Copy out the records verbatim, from the first line through the line containing "Text: -: - — [353, 144, 359, 158]", with both ends included.

--- Exercise material ---

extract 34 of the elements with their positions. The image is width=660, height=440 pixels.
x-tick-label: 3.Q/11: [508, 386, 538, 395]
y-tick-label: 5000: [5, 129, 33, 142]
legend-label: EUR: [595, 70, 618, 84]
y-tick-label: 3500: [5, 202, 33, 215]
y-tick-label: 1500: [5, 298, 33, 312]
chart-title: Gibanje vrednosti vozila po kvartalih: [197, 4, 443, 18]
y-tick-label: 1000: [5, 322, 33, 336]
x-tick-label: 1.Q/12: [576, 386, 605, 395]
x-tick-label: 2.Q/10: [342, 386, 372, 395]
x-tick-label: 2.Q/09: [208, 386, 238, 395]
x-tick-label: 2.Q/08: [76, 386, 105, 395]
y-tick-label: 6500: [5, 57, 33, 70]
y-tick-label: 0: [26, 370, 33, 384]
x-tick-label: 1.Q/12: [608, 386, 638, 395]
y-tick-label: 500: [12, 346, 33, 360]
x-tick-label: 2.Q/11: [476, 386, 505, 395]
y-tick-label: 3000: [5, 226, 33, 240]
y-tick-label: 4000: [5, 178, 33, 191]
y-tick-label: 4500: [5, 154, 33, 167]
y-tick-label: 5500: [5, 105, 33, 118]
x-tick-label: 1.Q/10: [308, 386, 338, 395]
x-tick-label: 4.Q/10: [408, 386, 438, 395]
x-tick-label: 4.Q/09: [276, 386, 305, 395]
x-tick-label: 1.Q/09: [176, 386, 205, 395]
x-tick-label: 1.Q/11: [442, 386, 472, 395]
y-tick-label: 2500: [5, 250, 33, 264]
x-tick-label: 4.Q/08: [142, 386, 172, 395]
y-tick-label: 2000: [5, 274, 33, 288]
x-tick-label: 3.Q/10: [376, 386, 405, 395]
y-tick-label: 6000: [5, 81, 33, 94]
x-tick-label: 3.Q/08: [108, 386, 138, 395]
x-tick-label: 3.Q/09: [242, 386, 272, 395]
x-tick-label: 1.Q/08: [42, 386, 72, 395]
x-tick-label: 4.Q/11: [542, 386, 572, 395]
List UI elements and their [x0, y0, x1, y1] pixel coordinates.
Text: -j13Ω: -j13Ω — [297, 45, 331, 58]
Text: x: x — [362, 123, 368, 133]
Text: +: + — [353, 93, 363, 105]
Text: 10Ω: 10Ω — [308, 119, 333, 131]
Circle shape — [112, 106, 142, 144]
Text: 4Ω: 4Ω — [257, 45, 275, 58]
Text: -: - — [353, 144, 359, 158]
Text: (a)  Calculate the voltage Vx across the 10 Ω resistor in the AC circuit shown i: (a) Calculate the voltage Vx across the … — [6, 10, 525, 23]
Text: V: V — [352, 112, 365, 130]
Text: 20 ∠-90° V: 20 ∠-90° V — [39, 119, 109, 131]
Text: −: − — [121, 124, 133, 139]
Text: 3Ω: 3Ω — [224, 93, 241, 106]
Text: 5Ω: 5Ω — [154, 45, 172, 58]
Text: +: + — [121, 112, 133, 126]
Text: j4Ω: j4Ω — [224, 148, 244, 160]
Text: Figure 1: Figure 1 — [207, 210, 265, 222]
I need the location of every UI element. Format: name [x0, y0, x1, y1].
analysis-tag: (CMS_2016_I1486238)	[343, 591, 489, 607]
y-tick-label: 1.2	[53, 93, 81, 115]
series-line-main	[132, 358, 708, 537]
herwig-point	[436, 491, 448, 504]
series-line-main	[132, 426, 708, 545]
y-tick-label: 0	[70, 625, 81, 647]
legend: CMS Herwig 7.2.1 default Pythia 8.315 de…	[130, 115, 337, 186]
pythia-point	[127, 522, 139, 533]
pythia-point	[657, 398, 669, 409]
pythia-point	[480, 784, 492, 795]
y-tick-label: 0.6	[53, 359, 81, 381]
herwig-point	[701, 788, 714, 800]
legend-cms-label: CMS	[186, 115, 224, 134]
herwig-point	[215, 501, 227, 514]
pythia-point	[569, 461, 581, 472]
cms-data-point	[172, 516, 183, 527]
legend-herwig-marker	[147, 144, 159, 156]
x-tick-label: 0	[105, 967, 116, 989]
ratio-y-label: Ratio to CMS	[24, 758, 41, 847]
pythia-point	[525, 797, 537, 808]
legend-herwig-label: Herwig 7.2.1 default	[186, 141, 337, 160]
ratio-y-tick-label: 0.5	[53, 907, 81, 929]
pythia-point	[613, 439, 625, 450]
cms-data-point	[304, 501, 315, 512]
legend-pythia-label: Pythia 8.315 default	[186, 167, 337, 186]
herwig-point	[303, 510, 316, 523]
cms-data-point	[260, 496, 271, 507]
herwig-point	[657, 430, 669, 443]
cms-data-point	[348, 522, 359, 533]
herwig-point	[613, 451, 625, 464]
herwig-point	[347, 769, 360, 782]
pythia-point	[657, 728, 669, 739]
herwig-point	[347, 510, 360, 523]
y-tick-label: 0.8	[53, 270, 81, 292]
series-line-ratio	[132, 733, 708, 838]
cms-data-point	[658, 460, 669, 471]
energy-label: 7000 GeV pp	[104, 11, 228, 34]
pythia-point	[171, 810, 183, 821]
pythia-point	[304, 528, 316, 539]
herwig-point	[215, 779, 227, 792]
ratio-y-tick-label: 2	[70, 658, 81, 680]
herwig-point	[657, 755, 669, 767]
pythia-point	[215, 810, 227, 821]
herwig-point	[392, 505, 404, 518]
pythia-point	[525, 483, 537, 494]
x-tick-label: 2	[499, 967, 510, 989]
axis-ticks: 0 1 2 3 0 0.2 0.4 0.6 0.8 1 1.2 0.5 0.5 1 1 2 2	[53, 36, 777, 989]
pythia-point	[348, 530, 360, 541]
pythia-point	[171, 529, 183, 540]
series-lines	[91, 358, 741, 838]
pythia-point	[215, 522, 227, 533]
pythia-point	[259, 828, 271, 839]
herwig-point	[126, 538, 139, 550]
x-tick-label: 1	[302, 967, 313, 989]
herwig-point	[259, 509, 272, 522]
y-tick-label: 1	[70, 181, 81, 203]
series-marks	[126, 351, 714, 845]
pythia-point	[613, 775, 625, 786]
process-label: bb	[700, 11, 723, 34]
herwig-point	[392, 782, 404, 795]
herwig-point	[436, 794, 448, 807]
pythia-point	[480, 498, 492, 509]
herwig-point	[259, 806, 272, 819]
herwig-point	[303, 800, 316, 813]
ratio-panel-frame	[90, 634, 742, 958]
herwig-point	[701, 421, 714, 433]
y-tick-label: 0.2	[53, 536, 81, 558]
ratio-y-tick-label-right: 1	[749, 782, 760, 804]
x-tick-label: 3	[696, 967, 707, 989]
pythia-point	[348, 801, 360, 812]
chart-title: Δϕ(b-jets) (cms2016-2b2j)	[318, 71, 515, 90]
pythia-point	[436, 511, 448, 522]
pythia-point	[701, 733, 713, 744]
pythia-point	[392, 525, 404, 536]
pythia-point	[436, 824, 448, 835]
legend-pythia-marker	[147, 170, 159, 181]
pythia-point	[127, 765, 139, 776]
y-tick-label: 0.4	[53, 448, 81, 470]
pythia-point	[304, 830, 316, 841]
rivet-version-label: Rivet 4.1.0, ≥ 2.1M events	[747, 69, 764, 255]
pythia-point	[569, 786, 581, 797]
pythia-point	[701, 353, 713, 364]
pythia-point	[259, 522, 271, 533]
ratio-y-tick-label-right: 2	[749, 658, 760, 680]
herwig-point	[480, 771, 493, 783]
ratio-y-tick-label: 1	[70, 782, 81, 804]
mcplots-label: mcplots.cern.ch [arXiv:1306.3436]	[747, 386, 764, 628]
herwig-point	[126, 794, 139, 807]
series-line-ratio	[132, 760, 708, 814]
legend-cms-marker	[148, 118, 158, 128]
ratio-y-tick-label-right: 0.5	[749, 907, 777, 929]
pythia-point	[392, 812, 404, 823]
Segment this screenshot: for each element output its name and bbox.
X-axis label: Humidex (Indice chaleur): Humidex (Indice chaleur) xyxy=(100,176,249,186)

---

■ Full output ■
extract 34 of the elements with their positions. The image is width=660, height=440 pixels.
x-tick-label: 3.Q/11: [508, 386, 538, 395]
y-tick-label: 5000: [5, 129, 33, 142]
legend-label: EUR: [595, 70, 618, 84]
y-tick-label: 3500: [5, 202, 33, 215]
y-tick-label: 1500: [5, 298, 33, 312]
chart-title: Gibanje vrednosti vozila po kvartalih: [197, 4, 443, 18]
y-tick-label: 1000: [5, 322, 33, 336]
x-tick-label: 1.Q/12: [576, 386, 605, 395]
x-tick-label: 2.Q/10: [342, 386, 372, 395]
x-tick-label: 2.Q/09: [208, 386, 238, 395]
x-tick-label: 2.Q/08: [76, 386, 105, 395]
y-tick-label: 6500: [5, 57, 33, 70]
y-tick-label: 0: [26, 370, 33, 384]
x-tick-label: 1.Q/12: [608, 386, 638, 395]
y-tick-label: 500: [12, 346, 33, 360]
x-tick-label: 2.Q/11: [476, 386, 505, 395]
y-tick-label: 3000: [5, 226, 33, 240]
y-tick-label: 4000: [5, 178, 33, 191]
y-tick-label: 4500: [5, 154, 33, 167]
y-tick-label: 5500: [5, 105, 33, 118]
x-tick-label: 1.Q/10: [308, 386, 338, 395]
x-tick-label: 4.Q/10: [408, 386, 438, 395]
x-tick-label: 4.Q/09: [276, 386, 305, 395]
x-tick-label: 1.Q/09: [176, 386, 205, 395]
x-tick-label: 1.Q/11: [442, 386, 472, 395]
y-tick-label: 2500: [5, 250, 33, 264]
x-tick-label: 4.Q/08: [142, 386, 172, 395]
y-tick-label: 2000: [5, 274, 33, 288]
x-tick-label: 3.Q/10: [376, 386, 405, 395]
y-tick-label: 6000: [5, 81, 33, 94]
x-tick-label: 3.Q/08: [108, 386, 138, 395]
x-tick-label: 3.Q/09: [242, 386, 272, 395]
x-tick-label: 1.Q/08: [42, 386, 72, 395]
x-tick-label: 4.Q/11: [542, 386, 572, 395]
List UI elements and their [x0, y0, x1, y1] pixel coordinates.
Text: -j13Ω: -j13Ω — [297, 45, 331, 58]
Text: x: x — [362, 123, 368, 133]
Text: +: + — [353, 93, 363, 105]
Text: 10Ω: 10Ω — [308, 119, 333, 131]
Circle shape — [112, 106, 142, 144]
Text: 4Ω: 4Ω — [257, 45, 275, 58]
Text: -: - — [353, 144, 359, 158]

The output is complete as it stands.